* Challenge: Report the total number of lines that include the string "formate", without any other text.

------------------------------------------------------------

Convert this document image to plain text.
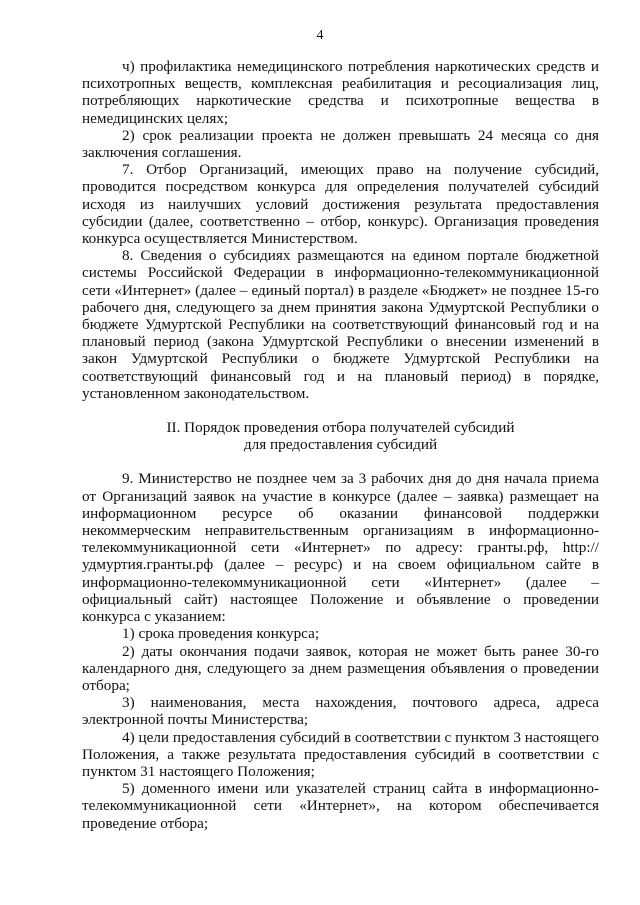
4

ч) профилактика немедицинского потребления наркотических средств и психотропных веществ, комплексная реабилитация и ресоциализация лиц, потребляющих наркотические средства и психотропные вещества в немедицинских целях;

2) срок реализации проекта не должен превышать 24 месяца со дня заключения соглашения.

7. Отбор Организаций, имеющих право на получение субсидий, проводится посредством конкурса для определения получателей субсидий исходя из наилучших условий достижения результата предоставления субсидии (далее, соответственно – отбор, конкурс). Организация проведения конкурса осуществляется Министерством.

8. Сведения о субсидиях размещаются на едином портале бюджетной системы Российской Федерации в информационно-телекоммуникационной сети «Интернет» (далее – единый портал) в разделе «Бюджет» не позднее 15-го рабочего дня, следующего за днем принятия закона Удмуртской Республики о бюджете Удмуртской Республики на соответствующий финансовый год и на плановый период (закона Удмуртской Республики о внесении изменений в закон Удмуртской Республики о бюджете Удмуртской Республики на соответствующий финансовый год и на плановый период) в порядке, установленном законодательством.

II. Порядок проведения отбора получателей субсидий
для предоставления субсидий

9. Министерство не позднее чем за 3 рабочих дня до дня начала приема от Организаций заявок на участие в конкурсе (далее – заявка) размещает на информационном ресурсе об оказании финансовой поддержки некоммерческим неправительственным организациям в информационно-телекоммуникационной сети «Интернет» по адресу: гранты.рф, http://удмуртия.гранты.рф (далее – ресурс) и на своем официальном сайте в информационно-телекоммуникационной сети «Интернет» (далее – официальный сайт) настоящее Положение и объявление о проведении конкурса с указанием:

1) срока проведения конкурса;

2) даты окончания подачи заявок, которая не может быть ранее 30-го календарного дня, следующего за днем размещения объявления о проведении отбора;

3) наименования, места нахождения, почтового адреса, адреса электронной почты Министерства;

4) цели предоставления субсидий в соответствии с пунктом 3 настоящего Положения, а также результата предоставления субсидий в соответствии с пунктом 31 настоящего Положения;

5) доменного имени или указателей страниц сайта в информационно-телекоммуникационной сети «Интернет», на котором обеспечивается проведение отбора;
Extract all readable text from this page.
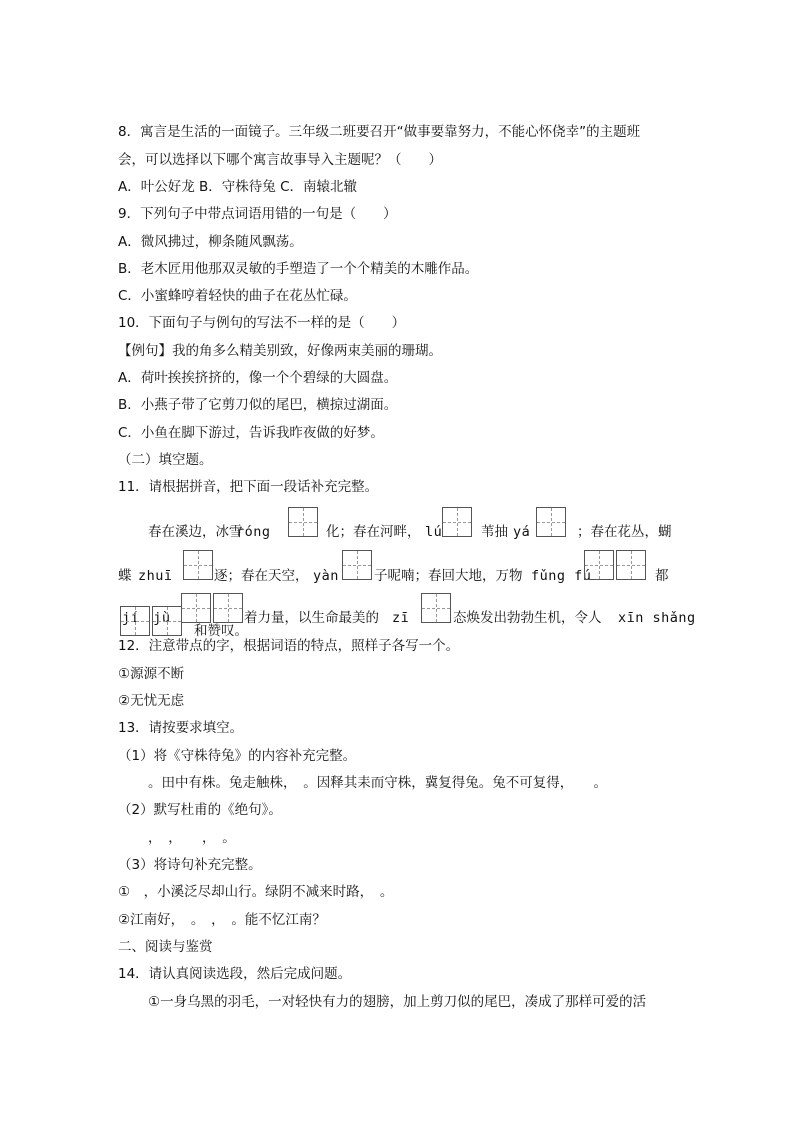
8．寓言是生活的一面镜子。三年级二班要召开“做事要靠努力，不能心怀侥幸”的主题班
会，可以选择以下哪个寓言故事导入主题呢？（　　）
A．叶公好龙 B．守株待兔 C．南辕北辙
9．下列句子中带点词语用错的一句是（　　）
A．微风拂过，柳条随风飘荡。
B．老木匠用他那双灵敏的手塑造了一个个精美的木雕作品。
C．小蜜蜂哼着轻快的曲子在花丛忙碌。
10．下面句子与例句的写法不一样的是（　　）
【例句】我的角多么精美别致，好像两束美丽的珊瑚。
A．荷叶挨挨挤挤的，像一个个碧绿的大圆盘。
B．小燕子带了它剪刀似的尾巴，横掠过湖面。
C．小鱼在脚下游过，告诉我昨夜做的好梦。
（二）填空题。
11．请根据拼音，把下面一段话补充完整。
春在溪边，冰雪
róng	化；春在河畔， lú	苇抽 yá	；春在花丛，蝴
蝶 zhuī	逐；春在天空， yàn	子呢喃；春回大地，万物 fǔng fú	都
jí　jù	着力量，以生命最美的 zī	态焕发出勃勃生机，令人 xīn shǎng
和赞叹。
12．注意带点的字，根据词语的特点，照样子各写一个。
①源源不断
②无忧无虑
13．请按要求填空。
（1）将《守株待兔》的内容补充完整。
。田中有株。兔走触株，　。因释其耒而守株，冀复得兔。兔不可复得，　　。
（2）默写杜甫的《绝句》。
，　，　　，　。
（3）将诗句补充完整。
①　，小溪泛尽却山行。绿阴不减来时路，　。
②江南好，　。　，　。能不忆江南？
二、阅读与鉴赏
14．请认真阅读选段，然后完成问题。
①一身乌黑的羽毛，一对轻快有力的翅膀，加上剪刀似的尾巴，凑成了那样可爱的活
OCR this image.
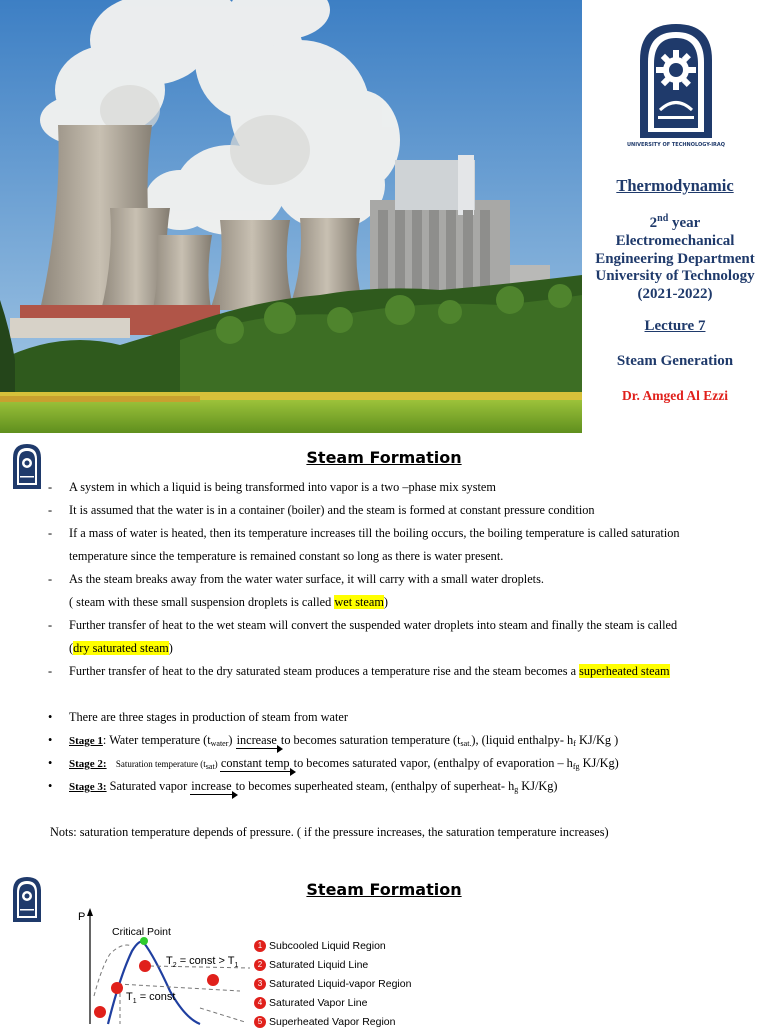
UNIVERSITY OF TECHNOLOGY-IRAQ
Thermodynamic
2nd year
Electromechanical
Engineering Department
University of Technology
(2021-2022)
Lecture 7
Steam Generation
Dr. Amged Al Ezzi
Steam Formation
- A system in which a liquid is being transformed into vapor is a two –phase mix system
- It is assumed that the water is in a container (boiler) and the steam is formed at constant pressure condition
- If a mass of water is heated, then its temperature increases till the boiling occurs, the boiling temperature is called saturation
temperature since the temperature is remained constant so long as there is water present.
- As the steam breaks away from the water water surface, it will carry with a small water droplets.
( steam with these small suspension droplets is called wet steam)
- Further transfer of heat to the wet steam will convert the suspended water droplets into steam and finally the steam is called
(dry saturated steam)
- Further transfer of heat to the dry saturated steam produces a temperature rise and the steam becomes a superheated steam
• There are three stages in production of steam from water
• Stage 1: Water temperature $(t_{water})$ increase to becomes saturation temperature $(t_{sat.})$, (liquid enthalpy- $h_f$ KJ/Kg )
• Stage 2: Saturation temperature $(t_{sat})$ constant temp to becomes saturated vapor, (enthalpy of evaporation – $h_{fg}$ KJ/Kg)
• Stage 3: Saturated vapor increase to becomes superheated steam, (enthalpy of superheat- $h_g$ KJ/Kg)
Nots: saturation temperature depends of pressure. ( if the pressure increases, the saturation temperature increases)
Steam Formation
P
Critical Point
$T_2$ = const > $T_1$
$T_1$ = const
1 Subcooled Liquid Region
2 Saturated Liquid Line
3 Saturated Liquid-vapor Region
4 Saturated Vapor Line
5 Superheated Vapor Region
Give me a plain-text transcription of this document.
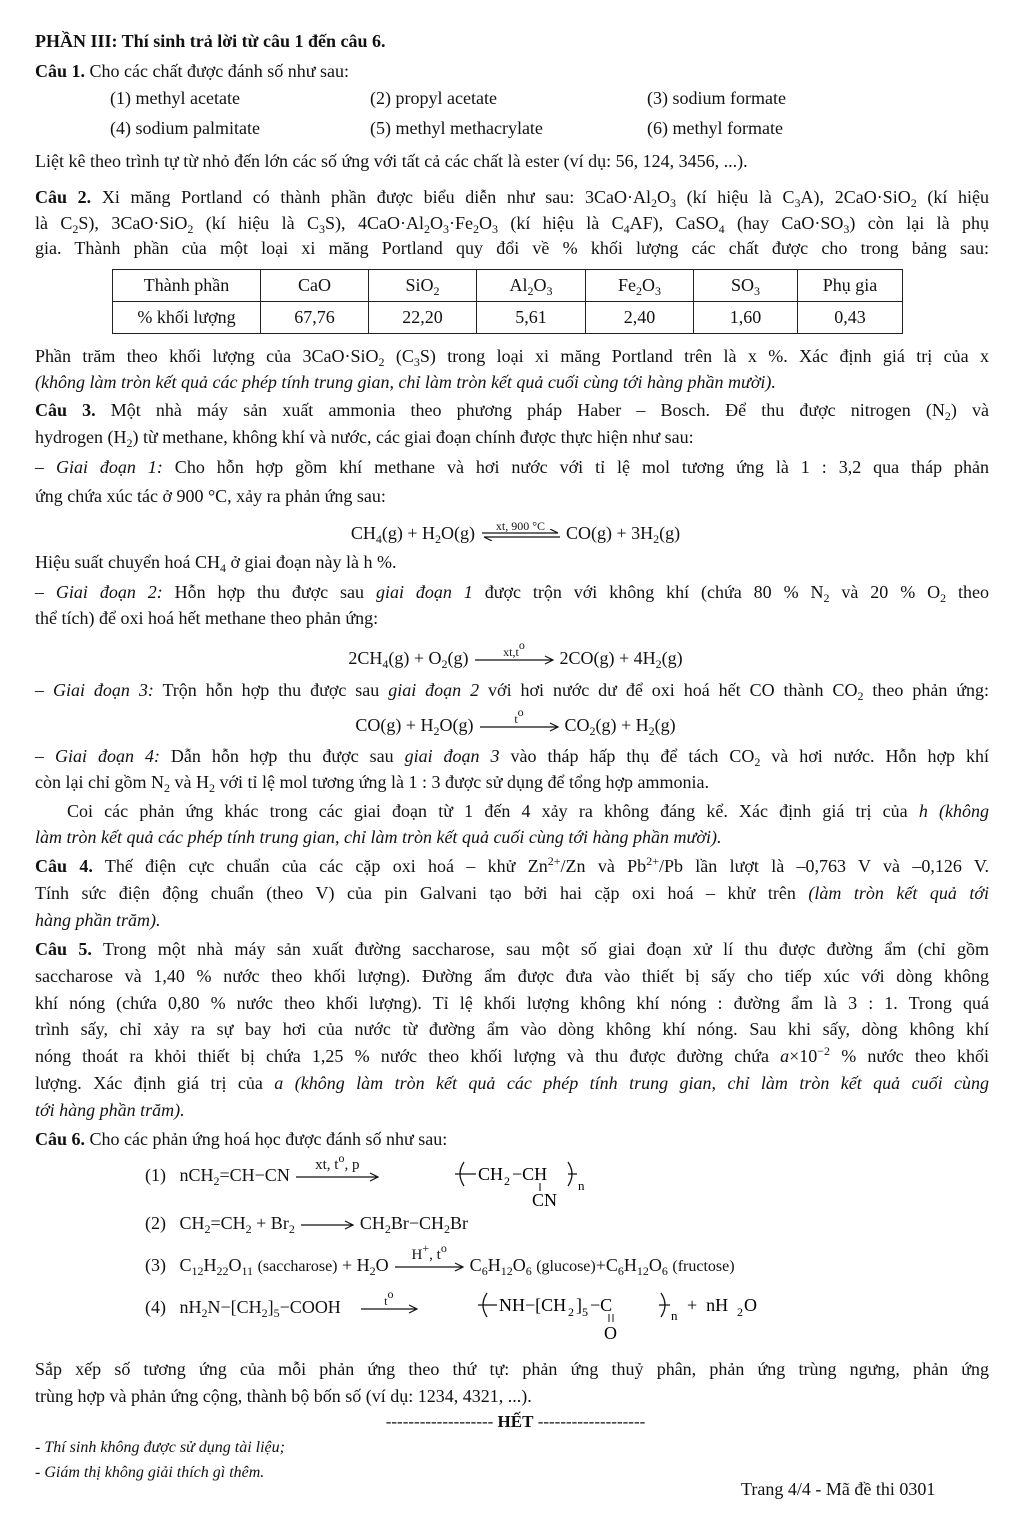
PHẦN III: Thí sinh trả lời từ câu 1 đến câu 6.
Câu 1. Cho các chất được đánh số như sau:
(1) methyl acetate	(2) propyl acetate	(3) sodium formate
(4) sodium palmitate	(5) methyl methacrylate	(6) methyl formate
Liệt kê theo trình tự từ nhỏ đến lớn các số ứng với tất cả các chất là ester (ví dụ: 56, 124, 3456, ...).
Câu 2. Xi măng Portland có thành phần được biểu diễn như sau: $3CaO\cdot Al_2O_3$ (kí hiệu là $C_3A$), 2CaO·SiO$_2$ (kí hiệu
là $C_2S$), 3CaO·SiO$_2$ (kí hiệu là $C_3S$), $4CaO\cdot Al_2O_3\cdot Fe_2O_3$ (kí hiệu là $C_4AF$), CaSO$_4$ (hay $CaO\cdot SO_3$) còn lại là phụ
gia. Thành phần của một loại xi măng Portland quy đổi về % khối lượng các chất được cho trong bảng sau:
Thành phần	CaO	SiO$_2$	$Al_2O_3$	$Fe_2O_3$	$SO_3$	Phụ gia
% khối lượng	67,76	22,20	5,61	2,40	1,60	0,43
Phần trăm theo khối lượng của 3CaO·SiO$_2$ $(C_3S)$ trong loại xi măng Portland trên là x %. Xác định giá trị của x
(không làm tròn kết quả các phép tính trung gian, chỉ làm tròn kết quả cuối cùng tới hàng phần mười).
Câu 3. Một nhà máy sản xuất ammonia theo phương pháp Haber – Bosch. Để thu được nitrogen $(N_2)$ và
hydrogen $(H_2)$ từ methane, không khí và nước, các giai đoạn chính được thực hiện như sau:
– Giai đoạn 1: Cho hỗn hợp gồm khí methane và hơi nước với tỉ lệ mol tương ứng là 1 : 3,2 qua tháp phản
ứng chứa xúc tác ở 900 °C, xảy ra phản ứng sau:
$CH_4(g) + H_2O(g)$	xt, 900 °C $CO(g) + 3H_2(g)$
Hiệu suất chuyển hoá $CH_4$ ở giai đoạn này là h %.
– Giai đoạn 2: Hỗn hợp thu được sau giai đoạn 1 được trộn với không khí (chứa 80 % $N_2$ và 20 % $O_2$ theo
thể tích) để oxi hoá hết methane theo phản ứng:
$2CH_4(g) + O_2(g)$	$xt,t^o$
$2CO(g) + 4H_2(g)$
– Giai đoạn 3: Trộn hỗn hợp thu được sau giai đoạn 2 với hơi nước dư để oxi hoá hết CO thành $CO_2$ theo phản ứng:
$CO(g) + H_2O(g)$	$t^o$
$CO_2(g) + H_2(g)$
– Giai đoạn 4: Dẫn hỗn hợp thu được sau giai đoạn 3 vào tháp hấp thụ để tách $CO_2$ và hơi nước. Hỗn hợp khí
còn lại chỉ gồm $N_2$ và $H_2$ với tỉ lệ mol tương ứng là 1 : 3 được sử dụng để tổng hợp ammonia.
Coi các phản ứng khác trong các giai đoạn từ 1 đến 4 xảy ra không đáng kể. Xác định giá trị của h (không
làm tròn kết quả các phép tính trung gian, chỉ làm tròn kết quả cuối cùng tới hàng phần mười).
Câu 4. Thế điện cực chuẩn của các cặp oxi hoá – khử $Zn^{2+}/Zn$ và $Pb^{2+}/Pb$ lần lượt là –0,763 V và –0,126 V.
Tính sức điện động chuẩn (theo V) của pin Galvani tạo bởi hai cặp oxi hoá – khử trên (làm tròn kết quả tới
hàng phần trăm).
Câu 5. Trong một nhà máy sản xuất đường saccharose, sau một số giai đoạn xử lí thu được đường ẩm (chỉ gồm
saccharose và 1,40 % nước theo khối lượng). Đường ẩm được đưa vào thiết bị sấy cho tiếp xúc với dòng không
khí nóng (chứa 0,80 % nước theo khối lượng). Tỉ lệ khối lượng không khí nóng : đường ẩm là 3 : 1. Trong quá
trình sấy, chỉ xảy ra sự bay hơi của nước từ đường ẩm vào dòng không khí nóng. Sau khi sấy, dòng không khí
nóng thoát ra khỏi thiết bị chứa 1,25 % nước theo khối lượng và thu được đường chứa $a\times 10^{-2}$ % nước theo khối
lượng. Xác định giá trị của a (không làm tròn kết quả các phép tính trung gian, chỉ làm tròn kết quả cuối cùng
tới hàng phần trăm).
Câu 6. Cho các phản ứng hoá học được đánh số như sau:
(1)   nCH$_2$=CH−CN
xt, $t^o$, p	CH 2 −CH
CN
n
(2)   $CH_2=CH_2 + Br_2 \to CH_2Br-CH_2Br$
(3)   $C_{12}H_{22}O_{11}$ (saccharose) + $H_2O$
H+, $t^o$
$C_6H_{12}O_6$ $(glucose)+C_6H_{12}O_6$ (fructose)
(4)   $nH_2N-[CH_2]_5-COOH$	$t^o$
NH−[CH 2 ] 5 −C
O
n
+  nH 2 O
Sắp xếp số tương ứng của mỗi phản ứng theo thứ tự: phản ứng thuỷ phân, phản ứng trùng ngưng, phản ứng
trùng hợp và phản ứng cộng, thành bộ bốn số (ví dụ: 1234, 4321, ...).
------------------- HẾT -------------------
- Thí sinh không được sử dụng tài liệu;
- Giám thị không giải thích gì thêm.
Trang 4/4 - Mã đề thi 0301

------------------------------------------------------------

* The reply: 2